Problem to solve ->
Copy every entry word for word. Skip the pictures.

Listed entries ->
"""
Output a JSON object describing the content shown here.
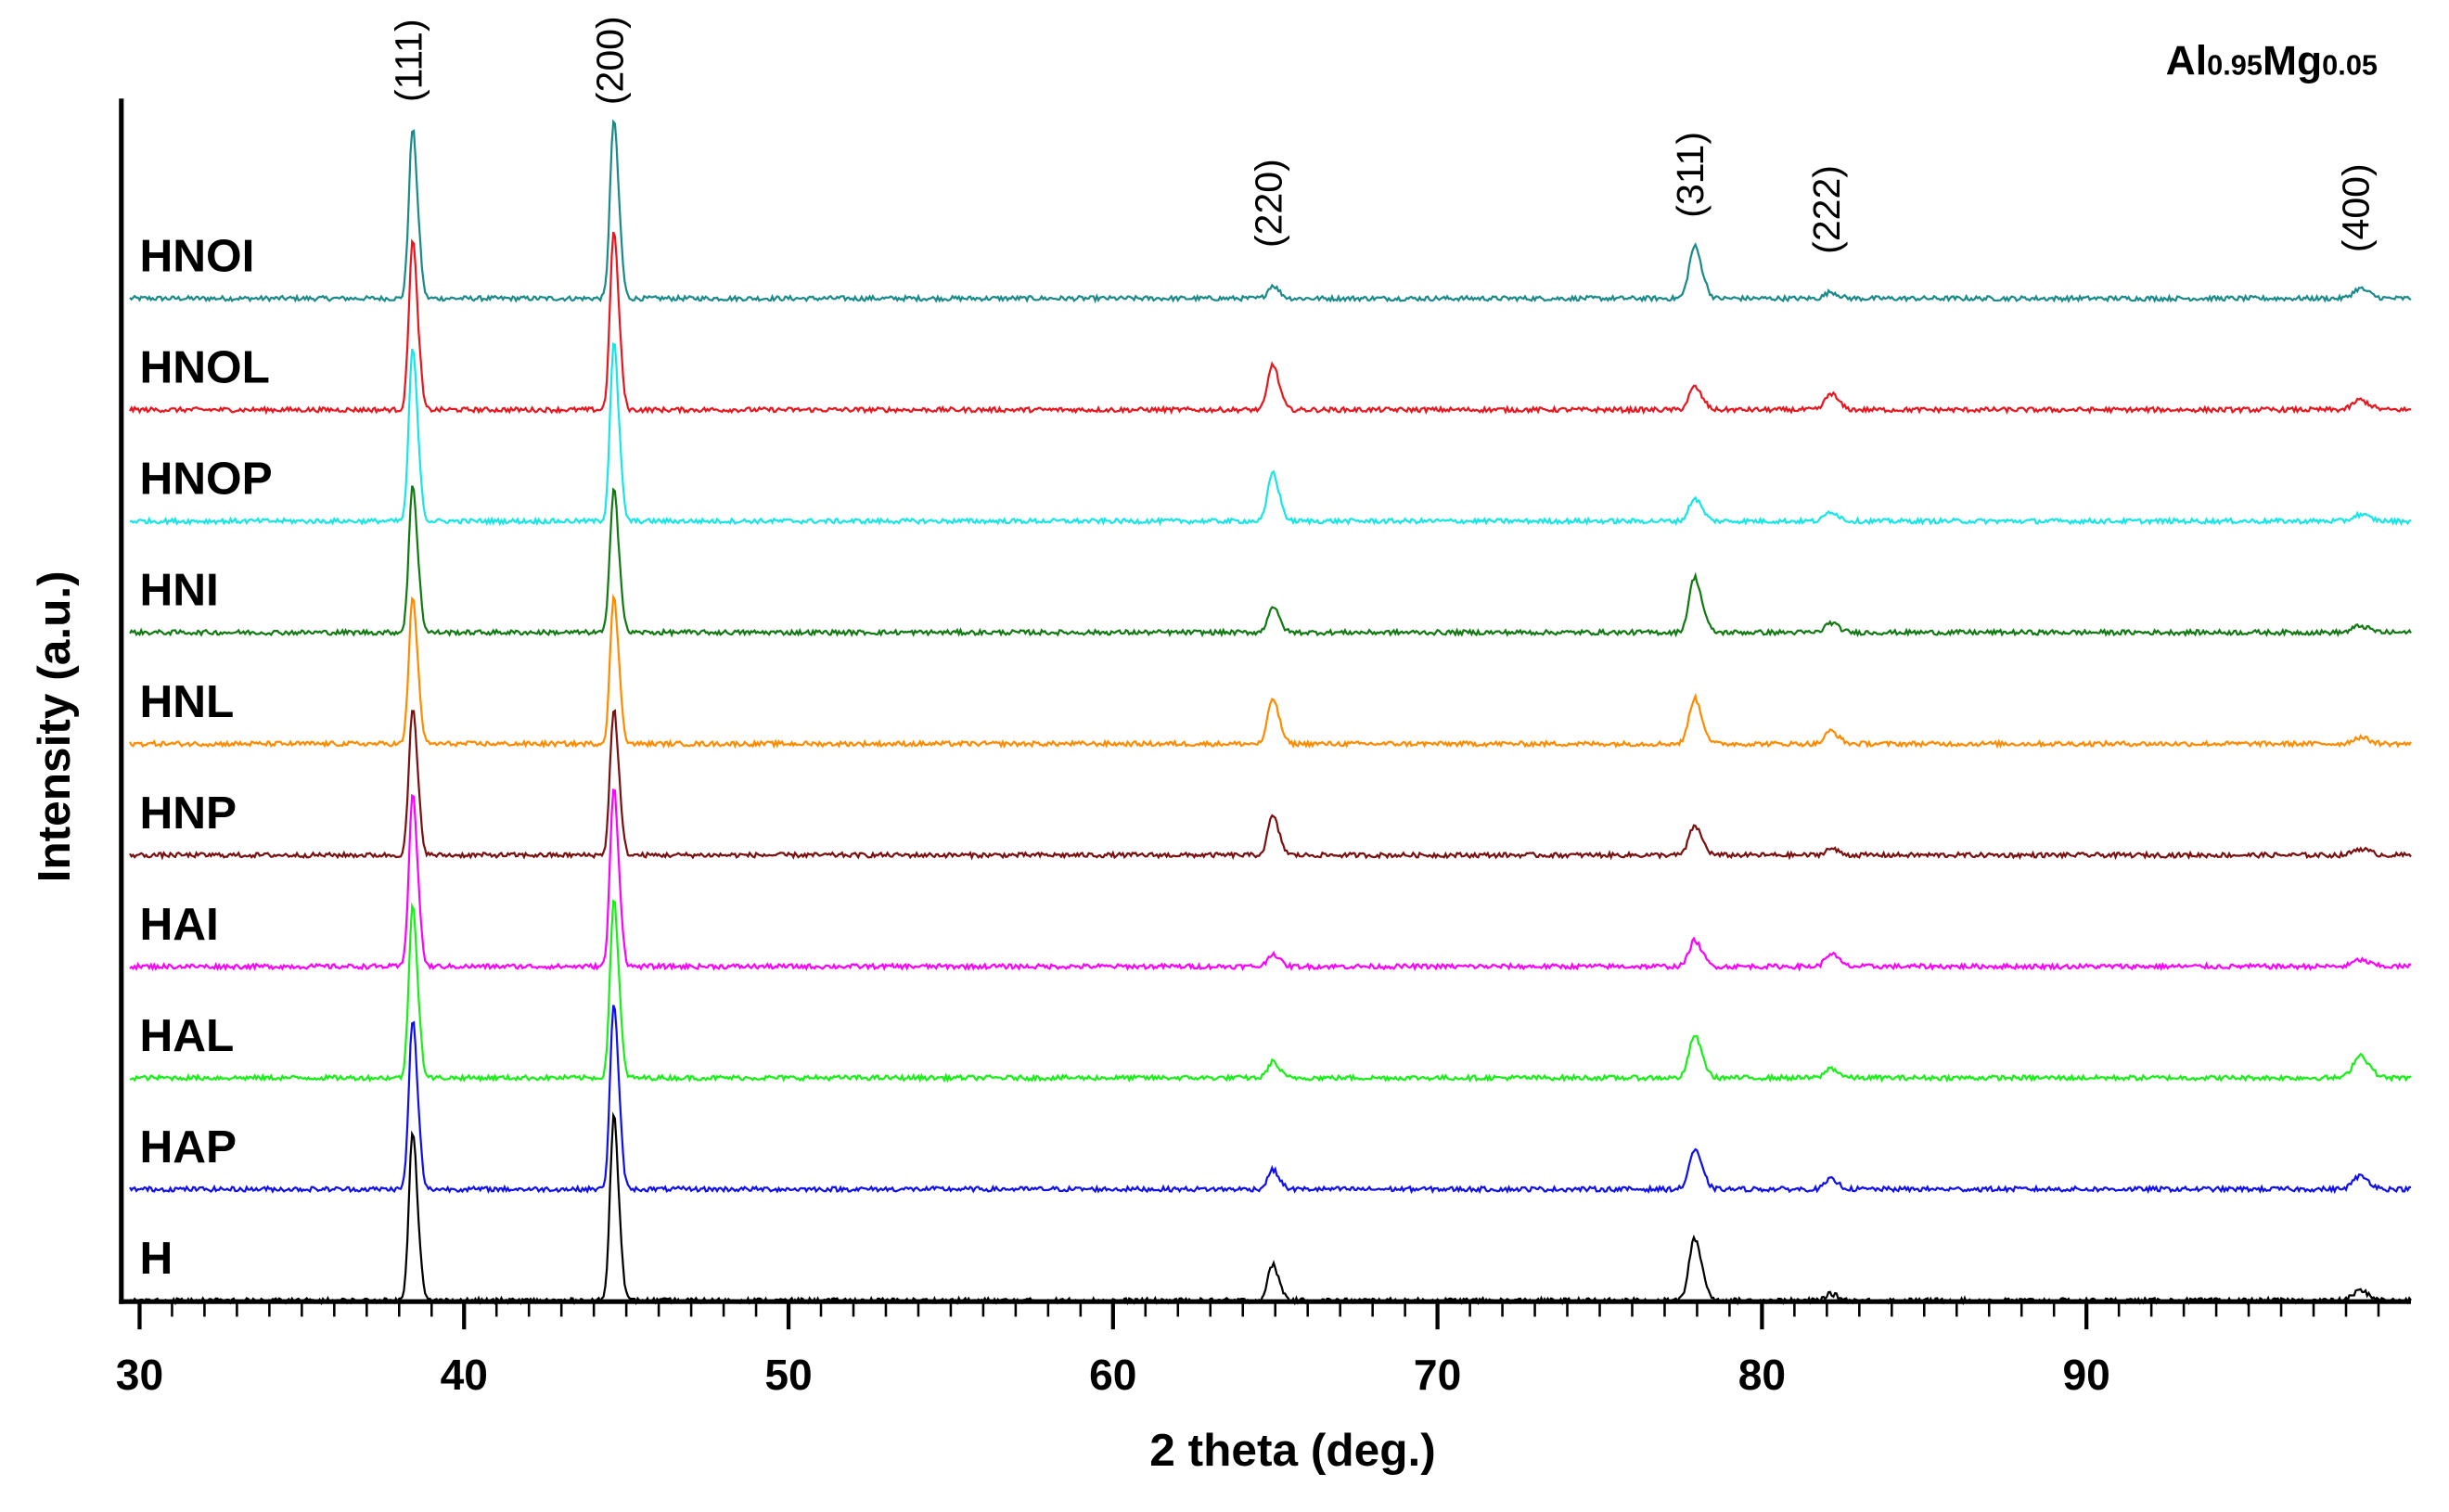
{
  "chart_data": {
    "type": "line",
    "title": "Al0.95Mg0.05",
    "title_parts": {
      "el1": "Al",
      "sub1": "0.95",
      "el2": "Mg",
      "sub2": "0.05"
    },
    "xlabel": "2 theta (deg.)",
    "ylabel": "Intensity (a.u.)",
    "xlim": [
      29.3,
      100
    ],
    "xticks": [
      30,
      40,
      50,
      60,
      70,
      80,
      90
    ],
    "xtick_labels": [
      "30",
      "40",
      "50",
      "60",
      "70",
      "80",
      "90"
    ],
    "grid": false,
    "peak_labels": [
      {
        "label": "(111)",
        "x": 38.4
      },
      {
        "label": "(200)",
        "x": 44.6
      },
      {
        "label": "(220)",
        "x": 64.9
      },
      {
        "label": "(311)",
        "x": 77.9
      },
      {
        "label": "(222)",
        "x": 82.1
      },
      {
        "label": "(400)",
        "x": 98.4
      }
    ],
    "peak_positions": [
      38.4,
      44.6,
      64.9,
      77.9,
      82.1,
      98.4
    ],
    "series": [
      {
        "name": "HNOI",
        "color": "#1a8a8a",
        "peaks": [
          52,
          55,
          4,
          16,
          2,
          3
        ]
      },
      {
        "name": "HNOL",
        "color": "#e8171f",
        "peaks": [
          52,
          55,
          14,
          7,
          5,
          3
        ]
      },
      {
        "name": "HNOP",
        "color": "#18e6e6",
        "peaks": [
          53,
          55,
          15,
          7,
          3,
          2
        ]
      },
      {
        "name": "HNI",
        "color": "#127a12",
        "peaks": [
          45,
          45,
          8,
          17,
          3,
          2
        ]
      },
      {
        "name": "HNL",
        "color": "#ff8c00",
        "peaks": [
          45,
          45,
          14,
          14,
          4,
          2
        ]
      },
      {
        "name": "HNP",
        "color": "#7a1010",
        "peaks": [
          45,
          45,
          12,
          9,
          2,
          2
        ]
      },
      {
        "name": "HAI",
        "color": "#ff00ff",
        "peaks": [
          53,
          55,
          4,
          8,
          4,
          2
        ]
      },
      {
        "name": "HAL",
        "color": "#18f018",
        "peaks": [
          53,
          55,
          5,
          13,
          3,
          7
        ]
      },
      {
        "name": "HAP",
        "color": "#1010ee",
        "peaks": [
          52,
          57,
          6,
          12,
          3,
          4
        ]
      },
      {
        "name": "H",
        "color": "#000000",
        "peaks": [
          52,
          57,
          11,
          19,
          2,
          3
        ]
      }
    ]
  }
}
"""
Solved exercise ->
Output a JSON object describing the content shown here.
{
  "chart_data": {
    "type": "line",
    "title": "Al0.95Mg0.05",
    "title_parts": {
      "el1": "Al",
      "sub1": "0.95",
      "el2": "Mg",
      "sub2": "0.05"
    },
    "xlabel": "2 theta (deg.)",
    "ylabel": "Intensity (a.u.)",
    "xlim": [
      29.3,
      100
    ],
    "xticks": [
      30,
      40,
      50,
      60,
      70,
      80,
      90
    ],
    "xtick_labels": [
      "30",
      "40",
      "50",
      "60",
      "70",
      "80",
      "90"
    ],
    "grid": false,
    "peak_labels": [
      {
        "label": "(111)",
        "x": 38.4
      },
      {
        "label": "(200)",
        "x": 44.6
      },
      {
        "label": "(220)",
        "x": 64.9
      },
      {
        "label": "(311)",
        "x": 77.9
      },
      {
        "label": "(222)",
        "x": 82.1
      },
      {
        "label": "(400)",
        "x": 98.4
      }
    ],
    "peak_positions": [
      38.4,
      44.6,
      64.9,
      77.9,
      82.1,
      98.4
    ],
    "series": [
      {
        "name": "HNOI",
        "color": "#1a8a8a",
        "peaks": [
          52,
          55,
          4,
          16,
          2,
          3
        ]
      },
      {
        "name": "HNOL",
        "color": "#e8171f",
        "peaks": [
          52,
          55,
          14,
          7,
          5,
          3
        ]
      },
      {
        "name": "HNOP",
        "color": "#18e6e6",
        "peaks": [
          53,
          55,
          15,
          7,
          3,
          2
        ]
      },
      {
        "name": "HNI",
        "color": "#127a12",
        "peaks": [
          45,
          45,
          8,
          17,
          3,
          2
        ]
      },
      {
        "name": "HNL",
        "color": "#ff8c00",
        "peaks": [
          45,
          45,
          14,
          14,
          4,
          2
        ]
      },
      {
        "name": "HNP",
        "color": "#7a1010",
        "peaks": [
          45,
          45,
          12,
          9,
          2,
          2
        ]
      },
      {
        "name": "HAI",
        "color": "#ff00ff",
        "peaks": [
          53,
          55,
          4,
          8,
          4,
          2
        ]
      },
      {
        "name": "HAL",
        "color": "#18f018",
        "peaks": [
          53,
          55,
          5,
          13,
          3,
          7
        ]
      },
      {
        "name": "HAP",
        "color": "#1010ee",
        "peaks": [
          52,
          57,
          6,
          12,
          3,
          4
        ]
      },
      {
        "name": "H",
        "color": "#000000",
        "peaks": [
          52,
          57,
          11,
          19,
          2,
          3
        ]
      }
    ]
  }
}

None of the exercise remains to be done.